§ Exercise brief:
Nothing may be dropped or altered: reproduce all the data.

Document structure recognition data
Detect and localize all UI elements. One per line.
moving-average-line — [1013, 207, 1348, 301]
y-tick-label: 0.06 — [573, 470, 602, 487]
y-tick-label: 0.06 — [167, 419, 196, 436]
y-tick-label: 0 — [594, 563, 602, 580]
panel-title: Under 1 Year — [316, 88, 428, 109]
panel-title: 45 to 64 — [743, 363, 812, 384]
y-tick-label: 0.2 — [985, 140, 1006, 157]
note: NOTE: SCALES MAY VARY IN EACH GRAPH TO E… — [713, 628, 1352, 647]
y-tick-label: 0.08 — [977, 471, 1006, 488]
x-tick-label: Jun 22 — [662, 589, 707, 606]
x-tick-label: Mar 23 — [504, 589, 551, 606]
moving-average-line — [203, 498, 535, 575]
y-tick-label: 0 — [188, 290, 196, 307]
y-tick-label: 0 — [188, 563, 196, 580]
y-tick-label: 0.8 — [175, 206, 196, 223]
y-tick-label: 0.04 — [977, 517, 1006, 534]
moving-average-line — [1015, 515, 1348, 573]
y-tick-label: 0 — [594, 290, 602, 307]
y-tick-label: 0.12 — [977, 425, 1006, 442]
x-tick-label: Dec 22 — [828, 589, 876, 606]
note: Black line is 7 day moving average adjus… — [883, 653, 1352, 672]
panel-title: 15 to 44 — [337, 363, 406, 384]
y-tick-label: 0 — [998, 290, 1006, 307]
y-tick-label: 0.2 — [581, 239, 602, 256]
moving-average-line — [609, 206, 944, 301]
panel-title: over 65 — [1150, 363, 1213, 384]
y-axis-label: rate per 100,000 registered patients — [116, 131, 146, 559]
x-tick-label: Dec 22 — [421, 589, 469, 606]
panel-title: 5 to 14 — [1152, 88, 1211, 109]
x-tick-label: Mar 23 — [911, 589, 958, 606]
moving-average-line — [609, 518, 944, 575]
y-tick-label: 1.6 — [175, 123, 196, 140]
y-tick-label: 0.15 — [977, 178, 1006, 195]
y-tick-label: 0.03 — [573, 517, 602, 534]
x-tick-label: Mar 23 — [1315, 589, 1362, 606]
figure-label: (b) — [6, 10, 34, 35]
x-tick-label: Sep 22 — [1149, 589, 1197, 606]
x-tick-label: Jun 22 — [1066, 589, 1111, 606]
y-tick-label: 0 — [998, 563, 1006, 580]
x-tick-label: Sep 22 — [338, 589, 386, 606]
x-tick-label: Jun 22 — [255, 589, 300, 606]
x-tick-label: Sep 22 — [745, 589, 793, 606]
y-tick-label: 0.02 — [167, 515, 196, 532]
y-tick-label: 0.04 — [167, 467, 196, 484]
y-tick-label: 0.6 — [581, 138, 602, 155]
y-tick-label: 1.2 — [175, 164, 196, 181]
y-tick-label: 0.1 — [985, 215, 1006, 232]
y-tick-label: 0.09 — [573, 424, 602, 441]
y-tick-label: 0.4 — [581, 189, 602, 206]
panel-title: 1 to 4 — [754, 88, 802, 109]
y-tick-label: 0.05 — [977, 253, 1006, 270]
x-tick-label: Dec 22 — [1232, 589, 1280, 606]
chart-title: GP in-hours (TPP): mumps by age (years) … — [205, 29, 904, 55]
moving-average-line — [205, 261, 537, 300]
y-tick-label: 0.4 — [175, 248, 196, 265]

§ Exercise answer:
Detect and localize all UI elements. One per line.
moving-average-line — [1013, 207, 1348, 301]
y-tick-label: 0.06 — [573, 470, 602, 487]
y-tick-label: 0.06 — [167, 419, 196, 436]
y-tick-label: 0 — [594, 563, 602, 580]
panel-title: Under 1 Year — [316, 88, 428, 109]
panel-title: 45 to 64 — [743, 363, 812, 384]
y-tick-label: 0.2 — [985, 140, 1006, 157]
note: NOTE: SCALES MAY VARY IN EACH GRAPH TO E… — [713, 628, 1352, 647]
y-tick-label: 0.08 — [977, 471, 1006, 488]
x-tick-label: Jun 22 — [662, 589, 707, 606]
x-tick-label: Mar 23 — [504, 589, 551, 606]
moving-average-line — [203, 498, 535, 575]
y-tick-label: 0 — [188, 290, 196, 307]
y-tick-label: 0 — [188, 563, 196, 580]
y-tick-label: 0.8 — [175, 206, 196, 223]
y-tick-label: 0.04 — [977, 517, 1006, 534]
moving-average-line — [1015, 515, 1348, 573]
y-tick-label: 0 — [594, 290, 602, 307]
y-tick-label: 0.12 — [977, 425, 1006, 442]
x-tick-label: Dec 22 — [828, 589, 876, 606]
note: Black line is 7 day moving average adjus… — [883, 653, 1352, 672]
panel-title: 15 to 44 — [337, 363, 406, 384]
y-tick-label: 0 — [998, 290, 1006, 307]
y-tick-label: 0.2 — [581, 239, 602, 256]
moving-average-line — [609, 206, 944, 301]
panel-title: over 65 — [1150, 363, 1213, 384]
y-axis-label: rate per 100,000 registered patients — [116, 131, 146, 559]
x-tick-label: Dec 22 — [421, 589, 469, 606]
panel-title: 5 to 14 — [1152, 88, 1211, 109]
x-tick-label: Mar 23 — [911, 589, 958, 606]
moving-average-line — [609, 518, 944, 575]
y-tick-label: 1.6 — [175, 123, 196, 140]
y-tick-label: 0.15 — [977, 178, 1006, 195]
y-tick-label: 0.03 — [573, 517, 602, 534]
x-tick-label: Mar 23 — [1315, 589, 1362, 606]
figure-label: (b) — [6, 10, 34, 35]
x-tick-label: Sep 22 — [1149, 589, 1197, 606]
x-tick-label: Jun 22 — [1066, 589, 1111, 606]
y-tick-label: 0 — [998, 563, 1006, 580]
x-tick-label: Sep 22 — [338, 589, 386, 606]
x-tick-label: Jun 22 — [255, 589, 300, 606]
x-tick-label: Sep 22 — [745, 589, 793, 606]
y-tick-label: 0.02 — [167, 515, 196, 532]
y-tick-label: 0.04 — [167, 467, 196, 484]
y-tick-label: 0.6 — [581, 138, 602, 155]
y-tick-label: 1.2 — [175, 164, 196, 181]
y-tick-label: 0.1 — [985, 215, 1006, 232]
y-tick-label: 0.09 — [573, 424, 602, 441]
y-tick-label: 0.4 — [581, 189, 602, 206]
panel-title: 1 to 4 — [754, 88, 802, 109]
y-tick-label: 0.05 — [977, 253, 1006, 270]
x-tick-label: Dec 22 — [1232, 589, 1280, 606]
chart-title: GP in-hours (TPP): mumps by age (years) … — [205, 29, 904, 55]
moving-average-line — [205, 261, 537, 300]
y-tick-label: 0.4 — [175, 248, 196, 265]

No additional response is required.